-- start DATA LISTING --
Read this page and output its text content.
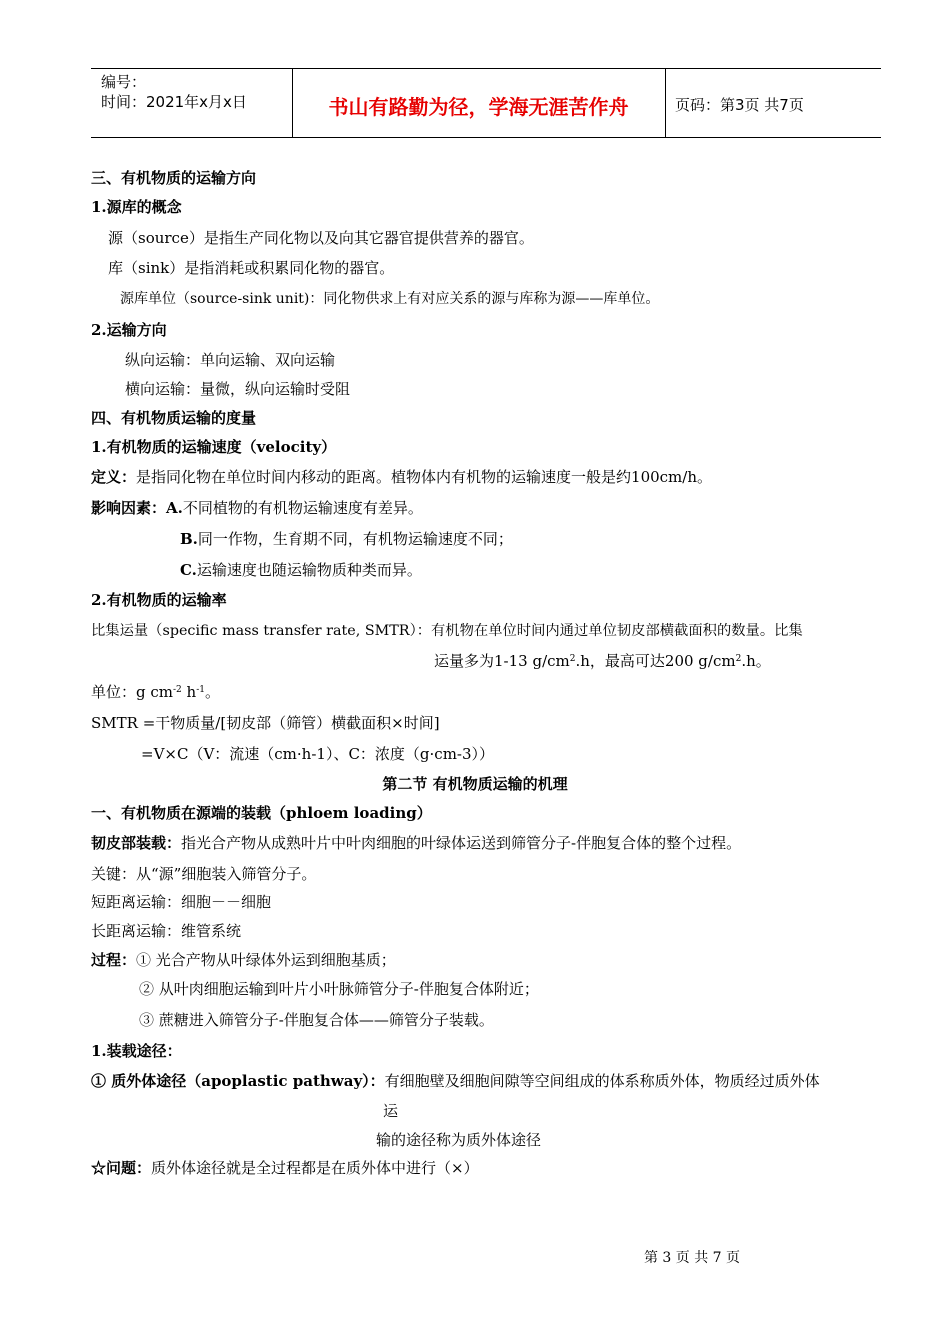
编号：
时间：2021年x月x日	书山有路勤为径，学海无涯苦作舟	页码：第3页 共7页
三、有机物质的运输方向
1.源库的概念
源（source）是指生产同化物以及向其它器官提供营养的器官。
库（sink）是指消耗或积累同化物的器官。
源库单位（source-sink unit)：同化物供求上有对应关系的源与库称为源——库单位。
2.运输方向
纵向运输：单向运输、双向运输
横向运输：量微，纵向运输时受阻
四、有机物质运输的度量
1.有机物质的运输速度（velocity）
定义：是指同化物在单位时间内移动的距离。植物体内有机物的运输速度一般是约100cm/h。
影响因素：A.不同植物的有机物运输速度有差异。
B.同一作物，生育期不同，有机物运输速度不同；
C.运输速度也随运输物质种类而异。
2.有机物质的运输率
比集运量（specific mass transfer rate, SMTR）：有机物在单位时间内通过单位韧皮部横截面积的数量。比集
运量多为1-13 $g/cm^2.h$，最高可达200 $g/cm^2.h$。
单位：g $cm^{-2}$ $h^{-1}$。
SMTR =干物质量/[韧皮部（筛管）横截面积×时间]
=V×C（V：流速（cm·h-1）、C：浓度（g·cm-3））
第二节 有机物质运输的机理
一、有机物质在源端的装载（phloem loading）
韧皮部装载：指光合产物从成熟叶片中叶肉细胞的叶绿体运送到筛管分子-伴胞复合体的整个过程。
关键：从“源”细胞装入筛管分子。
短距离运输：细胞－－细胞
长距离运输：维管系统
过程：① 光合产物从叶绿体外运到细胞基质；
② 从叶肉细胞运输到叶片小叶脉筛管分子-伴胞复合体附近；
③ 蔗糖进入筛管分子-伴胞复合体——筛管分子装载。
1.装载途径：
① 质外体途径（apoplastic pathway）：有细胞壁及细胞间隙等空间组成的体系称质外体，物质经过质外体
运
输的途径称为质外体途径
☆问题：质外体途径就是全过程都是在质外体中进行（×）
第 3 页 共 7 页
-- end DATA LISTING --
**WHAT THIS TASK INVOLVES:** Report the number of lines containing the string "source" and add nothing to it.

**CORRECT ANSWER:** 2